- [What is expected]:
Reproduce the rows verbatim, starting with the line that contains "results-summary: 1-10 of" and ending with the line that contains "browser-tab[interactable]: Sear: [738, 16, 804, 48]", both included.

Stored dataset items
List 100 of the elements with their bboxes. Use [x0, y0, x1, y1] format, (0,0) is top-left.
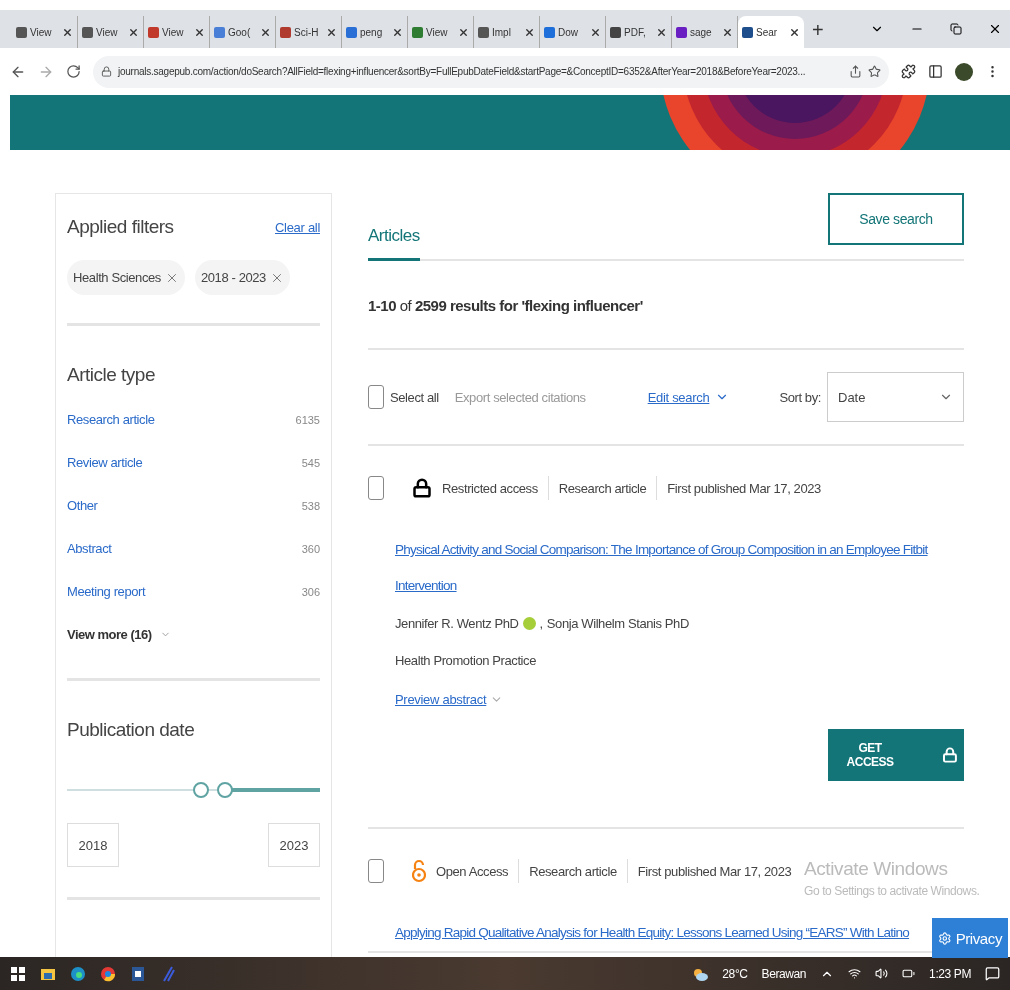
results-summary: 1-10 of 2599 results for 'flexing influencer': [368, 261, 964, 350]
browser-tab[interactable]: Goo(: [210, 16, 276, 48]
browser-tab[interactable]: Impl: [474, 16, 540, 48]
close-icon[interactable]: [458, 26, 469, 38]
extensions-icon[interactable]: [901, 64, 916, 79]
facet-link[interactable]: Review article: [67, 455, 143, 470]
lock-icon: [942, 747, 958, 763]
view-more-link[interactable]: View more (16): [67, 627, 320, 642]
facet-link[interactable]: Abstract: [67, 541, 112, 556]
browser-tab[interactable]: Dow: [540, 16, 606, 48]
year-to-field[interactable]: 2023: [268, 823, 320, 867]
section-title: Publication date: [67, 719, 196, 741]
browser-tab[interactable]: View: [144, 16, 210, 48]
close-icon[interactable]: [62, 26, 73, 38]
lock-icon: [412, 478, 432, 498]
facet-link[interactable]: Research article: [67, 412, 155, 427]
side-panel-icon[interactable]: [928, 64, 943, 79]
activation-title: Activate Windows: [804, 858, 949, 880]
facet-link[interactable]: Other: [67, 498, 98, 513]
journal-name: Health Promotion Practice: [395, 653, 536, 668]
browser-tab[interactable]: Sear: [738, 16, 804, 48]
access-label: Restricted access: [442, 480, 538, 496]
article-type: Research article: [529, 863, 617, 879]
sort-select[interactable]: Date: [827, 372, 964, 422]
close-icon[interactable]: [128, 26, 139, 38]
section-title: Applied filters: [67, 216, 174, 238]
select-all-label[interactable]: Select all: [390, 389, 439, 405]
tab-title: Impl: [492, 26, 512, 38]
article-title-link[interactable]: Physical Activity and Social Comparison: The Importance of Group Composition in an Employee Fitbit Intervention: [395, 532, 928, 604]
results-tab[interactable]: Articles: [368, 226, 420, 261]
chrome-icon[interactable]: [100, 965, 116, 982]
share-icon[interactable]: [849, 65, 862, 78]
browser-tab[interactable]: PDF,: [606, 16, 672, 48]
browser-tab[interactable]: View: [12, 16, 78, 48]
clock[interactable]: 1:23 PM: [929, 966, 971, 981]
article-title-link[interactable]: Applying Rapid Qualitative Analysis for Health Equity: Lessons Learned Using “EARS” With Latino: [395, 915, 928, 951]
browser-icon[interactable]: [70, 965, 86, 982]
browser-tab[interactable]: View: [408, 16, 474, 48]
notification-icon[interactable]: [985, 966, 1000, 981]
close-icon[interactable]: [656, 26, 667, 38]
year-from-field[interactable]: 2018: [67, 823, 119, 867]
tab-title: Dow: [558, 26, 579, 38]
result-checkbox[interactable]: [368, 859, 384, 883]
pen-icon[interactable]: [160, 965, 176, 982]
result-checkbox[interactable]: [368, 476, 384, 500]
privacy-button[interactable]: Privacy: [932, 918, 1008, 958]
facet-count: 306: [301, 585, 320, 598]
star-icon[interactable]: [868, 65, 881, 78]
author-name[interactable]: Sonja Wilhelm Stanis PhD: [546, 616, 689, 631]
windows-icon[interactable]: [10, 965, 26, 982]
tab-title: peng: [360, 26, 384, 38]
tab-title: Sear: [756, 26, 779, 38]
close-icon[interactable]: [590, 26, 601, 38]
close-icon[interactable]: [524, 26, 535, 38]
tab-title: Goo(: [228, 26, 252, 38]
publish-date: First published Mar 17, 2023: [637, 863, 792, 879]
close-icon[interactable]: [326, 26, 337, 38]
word-icon[interactable]: [130, 965, 146, 982]
profile-avatar[interactable]: [955, 62, 973, 81]
tab-title: View: [30, 26, 53, 38]
filter-chip[interactable]: Health Sciences: [67, 260, 185, 295]
tab-title: sage: [690, 26, 713, 38]
new-tab-button[interactable]: +: [804, 19, 832, 48]
weather-text: Berawan: [761, 966, 807, 981]
battery-icon[interactable]: [902, 967, 916, 980]
close-icon[interactable]: [789, 26, 800, 38]
reload-icon[interactable]: [66, 64, 81, 79]
facet-count: 360: [301, 542, 320, 555]
temperature: 28°C: [722, 966, 748, 981]
save-search-button[interactable]: Save search: [828, 193, 964, 245]
facet-link[interactable]: Meeting report: [67, 584, 146, 599]
address-bar[interactable]: journals.sagepub.com/action/doSearch?AllField=flexing+influencer&sortBy=FullEpubDateField&startPage=&ConceptID=6352&AfterYear=2018&BeforeYear=2023...: [93, 55, 889, 88]
facet-count: 6135: [295, 413, 320, 426]
restore-icon[interactable]: [950, 23, 962, 35]
volume-icon[interactable]: [875, 967, 889, 980]
close-icon[interactable]: [988, 22, 1002, 36]
select-all-checkbox[interactable]: [368, 385, 384, 409]
browser-tab[interactable]: View: [78, 16, 144, 48]
tab-title: View: [96, 26, 119, 38]
close-icon[interactable]: [722, 26, 733, 38]
close-icon[interactable]: [194, 26, 205, 38]
facet-count: 538: [301, 499, 320, 512]
close-icon[interactable]: [392, 26, 403, 38]
section-title: Article type: [67, 364, 156, 386]
filter-chip[interactable]: 2018 - 2023: [194, 260, 290, 295]
clear-all-link[interactable]: Clear all: [275, 219, 320, 235]
browser-tab[interactable]: peng: [342, 16, 408, 48]
get-access-button[interactable]: GET ACCESS: [828, 729, 964, 781]
author-name[interactable]: Jennifer R. Wentz PhD: [395, 616, 519, 631]
preview-abstract-link[interactable]: Preview abstract: [395, 692, 487, 707]
close-icon[interactable]: [260, 26, 271, 38]
gear-icon: [938, 930, 952, 946]
activation-text: Go to Settings to activate Windows.: [804, 884, 980, 898]
facet-count: 545: [301, 456, 320, 469]
edit-search-link[interactable]: Edit search: [647, 389, 710, 405]
article-type: Research article: [558, 480, 647, 496]
wifi-icon[interactable]: [848, 967, 862, 980]
sort-label: Sort by:: [779, 389, 821, 405]
browser-tab[interactable]: Sci-H: [276, 16, 342, 48]
open-lock-icon: [412, 859, 426, 883]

- [Result of the task]:
results-summary: 1-10 of 2599 results for 'flexing influencer': [368, 261, 964, 350]
browser-tab[interactable]: Goo(: [210, 16, 276, 48]
browser-tab[interactable]: Impl: [474, 16, 540, 48]
close-icon[interactable]: [458, 26, 469, 38]
extensions-icon[interactable]: [901, 64, 916, 79]
facet-link[interactable]: Review article: [67, 455, 143, 470]
lock-icon: [942, 747, 958, 763]
view-more-link[interactable]: View more (16): [67, 627, 320, 642]
facet-link[interactable]: Abstract: [67, 541, 112, 556]
browser-tab[interactable]: Dow: [540, 16, 606, 48]
year-to-field[interactable]: 2023: [268, 823, 320, 867]
section-title: Publication date: [67, 719, 196, 741]
browser-tab[interactable]: View: [144, 16, 210, 48]
close-icon[interactable]: [62, 26, 73, 38]
lock-icon: [412, 478, 432, 498]
facet-link[interactable]: Research article: [67, 412, 155, 427]
side-panel-icon[interactable]: [928, 64, 943, 79]
activation-title: Activate Windows: [804, 858, 949, 880]
facet-link[interactable]: Other: [67, 498, 98, 513]
journal-name: Health Promotion Practice: [395, 653, 536, 668]
browser-tab[interactable]: Sear: [738, 16, 804, 48]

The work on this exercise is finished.